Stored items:
(begin)
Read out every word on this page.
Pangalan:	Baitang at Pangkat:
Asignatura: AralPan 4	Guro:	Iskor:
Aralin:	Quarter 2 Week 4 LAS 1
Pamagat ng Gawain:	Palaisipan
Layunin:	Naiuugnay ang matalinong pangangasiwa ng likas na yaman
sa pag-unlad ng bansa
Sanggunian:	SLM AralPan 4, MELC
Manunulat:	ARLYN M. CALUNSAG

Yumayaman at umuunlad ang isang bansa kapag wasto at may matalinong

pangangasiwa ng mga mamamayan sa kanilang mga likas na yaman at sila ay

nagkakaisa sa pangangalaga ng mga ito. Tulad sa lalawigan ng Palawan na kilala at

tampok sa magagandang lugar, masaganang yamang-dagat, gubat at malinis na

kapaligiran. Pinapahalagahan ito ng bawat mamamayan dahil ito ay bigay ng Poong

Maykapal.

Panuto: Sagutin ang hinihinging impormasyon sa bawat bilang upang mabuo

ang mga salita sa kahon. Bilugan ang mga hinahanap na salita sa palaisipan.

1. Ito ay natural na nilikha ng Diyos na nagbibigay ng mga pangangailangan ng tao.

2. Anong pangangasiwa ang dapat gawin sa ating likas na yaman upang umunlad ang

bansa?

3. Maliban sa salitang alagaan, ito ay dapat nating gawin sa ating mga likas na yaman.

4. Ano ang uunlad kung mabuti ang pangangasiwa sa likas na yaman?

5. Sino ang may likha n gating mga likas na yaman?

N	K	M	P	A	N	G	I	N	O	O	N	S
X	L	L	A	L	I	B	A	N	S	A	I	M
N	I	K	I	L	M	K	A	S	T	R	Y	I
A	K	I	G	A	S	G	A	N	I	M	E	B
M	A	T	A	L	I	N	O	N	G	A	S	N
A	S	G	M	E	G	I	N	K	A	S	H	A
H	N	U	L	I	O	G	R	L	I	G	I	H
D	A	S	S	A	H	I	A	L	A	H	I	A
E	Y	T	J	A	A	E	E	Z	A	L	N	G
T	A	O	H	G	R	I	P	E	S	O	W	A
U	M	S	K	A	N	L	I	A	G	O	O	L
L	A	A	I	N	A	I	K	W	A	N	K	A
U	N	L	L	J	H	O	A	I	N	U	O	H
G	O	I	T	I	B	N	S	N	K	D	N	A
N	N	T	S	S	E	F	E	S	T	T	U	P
(end)
Output the entries verbatim.

Read out every word on this page.
Pangalan:	Baitang at Pangkat:
Asignatura: AralPan 4	Guro:	Iskor:
Aralin:	Quarter 2 Week 4 LAS 1
Pamagat ng Gawain:	Palaisipan
Layunin:	Naiuugnay ang matalinong pangangasiwa ng likas na yaman
sa pag-unlad ng bansa
Sanggunian:	SLM AralPan 4, MELC
Manunulat:	ARLYN M. CALUNSAG

Yumayaman at umuunlad ang isang bansa kapag wasto at may matalinong

pangangasiwa ng mga mamamayan sa kanilang mga likas na yaman at sila ay

nagkakaisa sa pangangalaga ng mga ito. Tulad sa lalawigan ng Palawan na kilala at

tampok sa magagandang lugar, masaganang yamang-dagat, gubat at malinis na

kapaligiran. Pinapahalagahan ito ng bawat mamamayan dahil ito ay bigay ng Poong

Maykapal.

Panuto: Sagutin ang hinihinging impormasyon sa bawat bilang upang mabuo

ang mga salita sa kahon. Bilugan ang mga hinahanap na salita sa palaisipan.

1. Ito ay natural na nilikha ng Diyos na nagbibigay ng mga pangangailangan ng tao.

2. Anong pangangasiwa ang dapat gawin sa ating likas na yaman upang umunlad ang

bansa?

3. Maliban sa salitang alagaan, ito ay dapat nating gawin sa ating mga likas na yaman.

4. Ano ang uunlad kung mabuti ang pangangasiwa sa likas na yaman?

5. Sino ang may likha n gating mga likas na yaman?

N	K	M	P	A	N	G	I	N	O	O	N	S
X	L	L	A	L	I	B	A	N	S	A	I	M
N	I	K	I	L	M	K	A	S	T	R	Y	I
A	K	I	G	A	S	G	A	N	I	M	E	B
M	A	T	A	L	I	N	O	N	G	A	S	N
A	S	G	M	E	G	I	N	K	A	S	H	A
H	N	U	L	I	O	G	R	L	I	G	I	H
D	A	S	S	A	H	I	A	L	A	H	I	A
E	Y	T	J	A	A	E	E	Z	A	L	N	G
T	A	O	H	G	R	I	P	E	S	O	W	A
U	M	S	K	A	N	L	I	A	G	O	O	L
L	A	A	I	N	A	I	K	W	A	N	K	A
U	N	L	L	J	H	O	A	I	N	U	O	H
G	O	I	T	I	B	N	S	N	K	D	N	A
N	N	T	S	S	E	F	E	S	T	T	U	P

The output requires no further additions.